═══ RECORDS PROVIDED

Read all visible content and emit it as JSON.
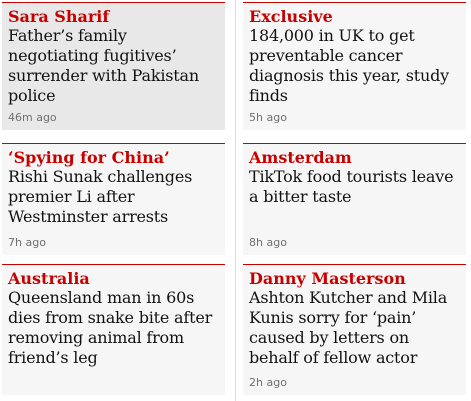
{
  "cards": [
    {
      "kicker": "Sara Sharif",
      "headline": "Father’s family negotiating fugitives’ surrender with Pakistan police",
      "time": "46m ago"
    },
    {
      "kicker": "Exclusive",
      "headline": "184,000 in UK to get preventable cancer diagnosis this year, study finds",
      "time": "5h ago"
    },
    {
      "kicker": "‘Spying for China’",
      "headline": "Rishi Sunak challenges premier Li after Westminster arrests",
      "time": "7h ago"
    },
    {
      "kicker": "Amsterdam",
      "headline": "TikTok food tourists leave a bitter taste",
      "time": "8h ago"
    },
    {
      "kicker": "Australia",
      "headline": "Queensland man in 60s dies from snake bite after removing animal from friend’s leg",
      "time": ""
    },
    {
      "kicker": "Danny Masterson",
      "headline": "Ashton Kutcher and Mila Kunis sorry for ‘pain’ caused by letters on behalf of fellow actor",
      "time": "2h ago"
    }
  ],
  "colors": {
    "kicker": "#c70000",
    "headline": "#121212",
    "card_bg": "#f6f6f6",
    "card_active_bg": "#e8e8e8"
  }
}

══════

WHAT IS EXPECTED →
Without the pictures, extract every entry verbatim.

OUTPUT →
Read all visible content and emit it as JSON.
{
  "cards": [
    {
      "kicker": "Sara Sharif",
      "headline": "Father’s family negotiating fugitives’ surrender with Pakistan police",
      "time": "46m ago"
    },
    {
      "kicker": "Exclusive",
      "headline": "184,000 in UK to get preventable cancer diagnosis this year, study finds",
      "time": "5h ago"
    },
    {
      "kicker": "‘Spying for China’",
      "headline": "Rishi Sunak challenges premier Li after Westminster arrests",
      "time": "7h ago"
    },
    {
      "kicker": "Amsterdam",
      "headline": "TikTok food tourists leave a bitter taste",
      "time": "8h ago"
    },
    {
      "kicker": "Australia",
      "headline": "Queensland man in 60s dies from snake bite after removing animal from friend’s leg",
      "time": ""
    },
    {
      "kicker": "Danny Masterson",
      "headline": "Ashton Kutcher and Mila Kunis sorry for ‘pain’ caused by letters on behalf of fellow actor",
      "time": "2h ago"
    }
  ],
  "colors": {
    "kicker": "#c70000",
    "headline": "#121212",
    "card_bg": "#f6f6f6",
    "card_active_bg": "#e8e8e8"
  }
}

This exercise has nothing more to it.